**Problem to solve**
Reproduce each line bearing the word "Camp".

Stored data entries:
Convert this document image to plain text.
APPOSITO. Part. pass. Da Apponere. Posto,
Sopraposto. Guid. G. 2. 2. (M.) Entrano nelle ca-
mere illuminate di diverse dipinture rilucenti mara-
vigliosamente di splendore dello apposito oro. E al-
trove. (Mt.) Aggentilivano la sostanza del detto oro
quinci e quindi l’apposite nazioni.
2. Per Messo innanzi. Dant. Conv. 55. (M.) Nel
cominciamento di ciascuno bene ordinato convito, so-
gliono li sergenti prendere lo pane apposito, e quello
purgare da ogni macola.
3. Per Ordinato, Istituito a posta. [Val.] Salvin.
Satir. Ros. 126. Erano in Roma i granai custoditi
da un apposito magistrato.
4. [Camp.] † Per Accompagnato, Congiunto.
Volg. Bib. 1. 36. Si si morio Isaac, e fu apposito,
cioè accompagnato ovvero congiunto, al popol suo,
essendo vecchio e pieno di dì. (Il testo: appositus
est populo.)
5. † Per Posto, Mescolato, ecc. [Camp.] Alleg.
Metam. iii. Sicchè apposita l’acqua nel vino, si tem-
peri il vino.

**Response below**
4. [Camp.] † Per Accompagnato, Congiunto.
5. † Per Posto, Mescolato, ecc. [Camp.] Alleg.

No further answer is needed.